* What is required *
Quote all entries exactly, leaving pictures aside.

Collected data entries

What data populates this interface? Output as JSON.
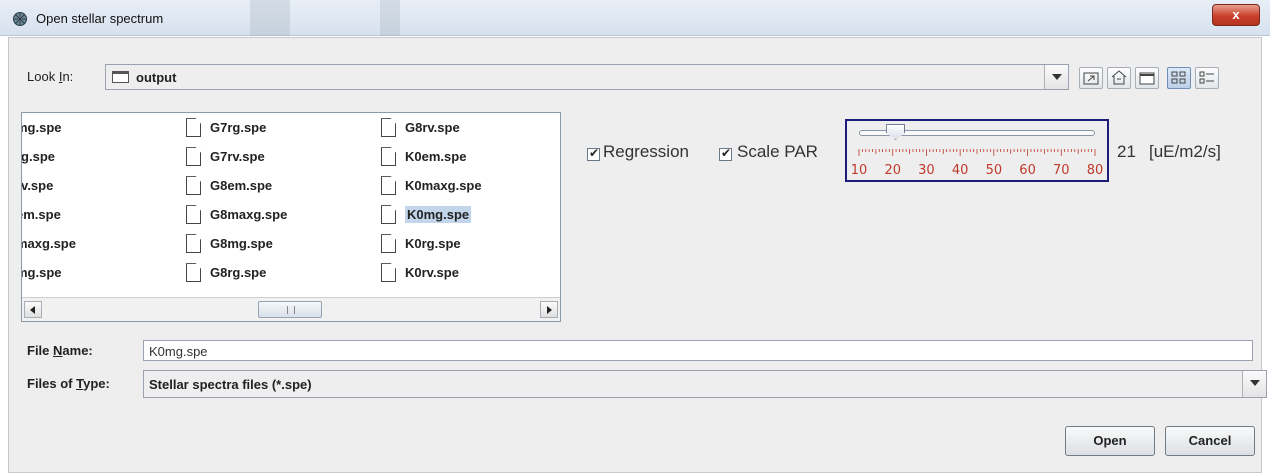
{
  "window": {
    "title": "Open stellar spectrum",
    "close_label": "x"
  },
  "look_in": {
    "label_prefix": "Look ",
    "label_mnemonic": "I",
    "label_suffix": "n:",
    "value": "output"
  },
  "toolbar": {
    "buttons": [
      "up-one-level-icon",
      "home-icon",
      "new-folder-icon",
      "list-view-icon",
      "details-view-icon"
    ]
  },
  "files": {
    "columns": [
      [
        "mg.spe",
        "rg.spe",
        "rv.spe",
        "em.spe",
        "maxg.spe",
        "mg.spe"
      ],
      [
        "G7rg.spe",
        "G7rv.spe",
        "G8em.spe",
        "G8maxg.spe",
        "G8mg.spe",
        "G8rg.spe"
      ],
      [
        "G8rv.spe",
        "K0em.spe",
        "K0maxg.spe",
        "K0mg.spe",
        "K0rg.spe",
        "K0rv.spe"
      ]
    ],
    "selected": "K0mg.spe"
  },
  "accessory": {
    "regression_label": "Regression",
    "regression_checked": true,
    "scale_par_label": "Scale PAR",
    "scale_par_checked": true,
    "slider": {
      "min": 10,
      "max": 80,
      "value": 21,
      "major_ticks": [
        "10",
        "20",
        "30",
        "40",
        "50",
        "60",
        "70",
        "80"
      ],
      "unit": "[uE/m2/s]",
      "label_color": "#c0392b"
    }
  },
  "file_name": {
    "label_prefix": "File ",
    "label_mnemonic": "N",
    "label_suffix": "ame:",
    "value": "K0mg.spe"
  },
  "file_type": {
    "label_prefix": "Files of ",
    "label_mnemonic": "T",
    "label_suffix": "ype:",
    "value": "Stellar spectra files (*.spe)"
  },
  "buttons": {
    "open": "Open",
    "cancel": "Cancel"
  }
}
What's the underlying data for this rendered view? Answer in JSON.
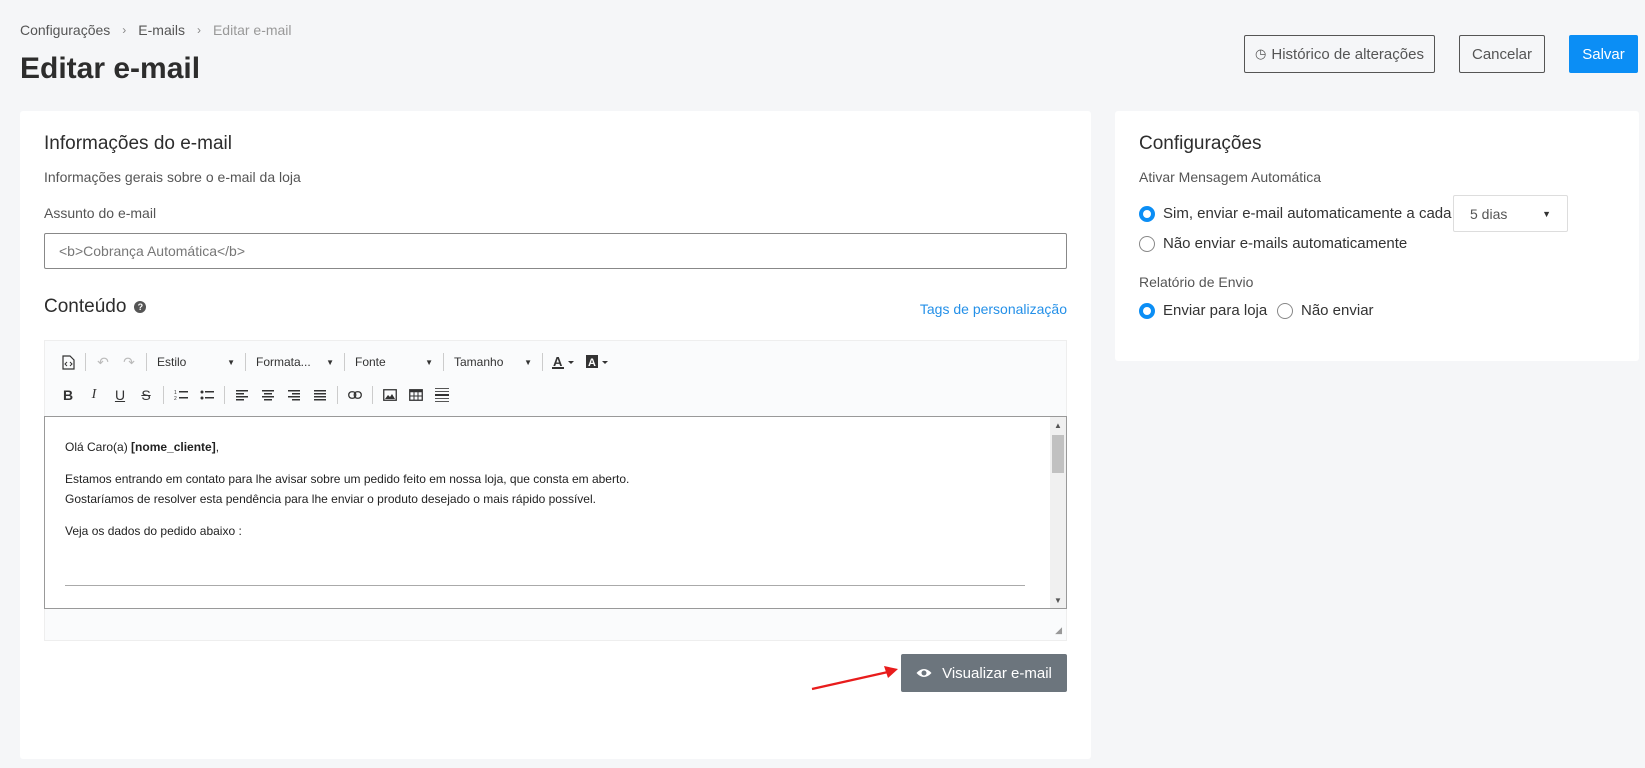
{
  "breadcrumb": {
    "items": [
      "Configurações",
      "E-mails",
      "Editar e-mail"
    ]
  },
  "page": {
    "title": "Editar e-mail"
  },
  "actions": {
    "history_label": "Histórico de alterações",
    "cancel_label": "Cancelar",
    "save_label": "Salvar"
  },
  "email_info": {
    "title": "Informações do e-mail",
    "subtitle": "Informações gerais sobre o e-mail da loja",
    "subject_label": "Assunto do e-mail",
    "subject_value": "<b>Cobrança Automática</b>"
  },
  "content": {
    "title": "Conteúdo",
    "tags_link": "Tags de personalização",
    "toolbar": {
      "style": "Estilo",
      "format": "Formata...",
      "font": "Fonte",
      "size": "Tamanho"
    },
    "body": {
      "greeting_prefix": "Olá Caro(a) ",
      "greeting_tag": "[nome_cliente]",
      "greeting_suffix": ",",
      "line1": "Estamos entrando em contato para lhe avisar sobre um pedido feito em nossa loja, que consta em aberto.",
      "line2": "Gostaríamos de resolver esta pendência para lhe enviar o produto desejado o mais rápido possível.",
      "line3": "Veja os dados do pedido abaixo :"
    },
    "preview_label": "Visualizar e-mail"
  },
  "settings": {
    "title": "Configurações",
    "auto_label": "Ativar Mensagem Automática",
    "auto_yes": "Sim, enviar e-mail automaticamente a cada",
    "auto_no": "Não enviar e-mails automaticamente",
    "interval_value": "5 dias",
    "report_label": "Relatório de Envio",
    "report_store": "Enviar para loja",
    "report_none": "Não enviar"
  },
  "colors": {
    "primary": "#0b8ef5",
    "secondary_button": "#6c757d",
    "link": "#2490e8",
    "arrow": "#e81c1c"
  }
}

* Complete answer *
What data populates this interface? Output as JSON.
{
  "window": {
    "title": "Open stellar spectrum",
    "close_label": "x"
  },
  "look_in": {
    "label_prefix": "Look ",
    "label_mnemonic": "I",
    "label_suffix": "n:",
    "value": "output"
  },
  "toolbar": {
    "buttons": [
      "up-one-level-icon",
      "home-icon",
      "new-folder-icon",
      "list-view-icon",
      "details-view-icon"
    ]
  },
  "files": {
    "columns": [
      [
        "mg.spe",
        "rg.spe",
        "rv.spe",
        "em.spe",
        "maxg.spe",
        "mg.spe"
      ],
      [
        "G7rg.spe",
        "G7rv.spe",
        "G8em.spe",
        "G8maxg.spe",
        "G8mg.spe",
        "G8rg.spe"
      ],
      [
        "G8rv.spe",
        "K0em.spe",
        "K0maxg.spe",
        "K0mg.spe",
        "K0rg.spe",
        "K0rv.spe"
      ]
    ],
    "selected": "K0mg.spe"
  },
  "accessory": {
    "regression_label": "Regression",
    "regression_checked": true,
    "scale_par_label": "Scale PAR",
    "scale_par_checked": true,
    "slider": {
      "min": 10,
      "max": 80,
      "value": 21,
      "major_ticks": [
        "10",
        "20",
        "30",
        "40",
        "50",
        "60",
        "70",
        "80"
      ],
      "unit": "[uE/m2/s]",
      "label_color": "#c0392b"
    }
  },
  "file_name": {
    "label_prefix": "File ",
    "label_mnemonic": "N",
    "label_suffix": "ame:",
    "value": "K0mg.spe"
  },
  "file_type": {
    "label_prefix": "Files of ",
    "label_mnemonic": "T",
    "label_suffix": "ype:",
    "value": "Stellar spectra files (*.spe)"
  },
  "buttons": {
    "open": "Open",
    "cancel": "Cancel"
  }
}
What's the underlying data for this rendered view? Answer in JSON.
{
  "breadcrumb": {
    "items": [
      "Configurações",
      "E-mails",
      "Editar e-mail"
    ]
  },
  "page": {
    "title": "Editar e-mail"
  },
  "actions": {
    "history_label": "Histórico de alterações",
    "cancel_label": "Cancelar",
    "save_label": "Salvar"
  },
  "email_info": {
    "title": "Informações do e-mail",
    "subtitle": "Informações gerais sobre o e-mail da loja",
    "subject_label": "Assunto do e-mail",
    "subject_value": "<b>Cobrança Automática</b>"
  },
  "content": {
    "title": "Conteúdo",
    "tags_link": "Tags de personalização",
    "toolbar": {
      "style": "Estilo",
      "format": "Formata...",
      "font": "Fonte",
      "size": "Tamanho"
    },
    "body": {
      "greeting_prefix": "Olá Caro(a) ",
      "greeting_tag": "[nome_cliente]",
      "greeting_suffix": ",",
      "line1": "Estamos entrando em contato para lhe avisar sobre um pedido feito em nossa loja, que consta em aberto.",
      "line2": "Gostaríamos de resolver esta pendência para lhe enviar o produto desejado o mais rápido possível.",
      "line3": "Veja os dados do pedido abaixo :"
    },
    "preview_label": "Visualizar e-mail"
  },
  "settings": {
    "title": "Configurações",
    "auto_label": "Ativar Mensagem Automática",
    "auto_yes": "Sim, enviar e-mail automaticamente a cada",
    "auto_no": "Não enviar e-mails automaticamente",
    "interval_value": "5 dias",
    "report_label": "Relatório de Envio",
    "report_store": "Enviar para loja",
    "report_none": "Não enviar"
  },
  "colors": {
    "primary": "#0b8ef5",
    "secondary_button": "#6c757d",
    "link": "#2490e8",
    "arrow": "#e81c1c"
  }
}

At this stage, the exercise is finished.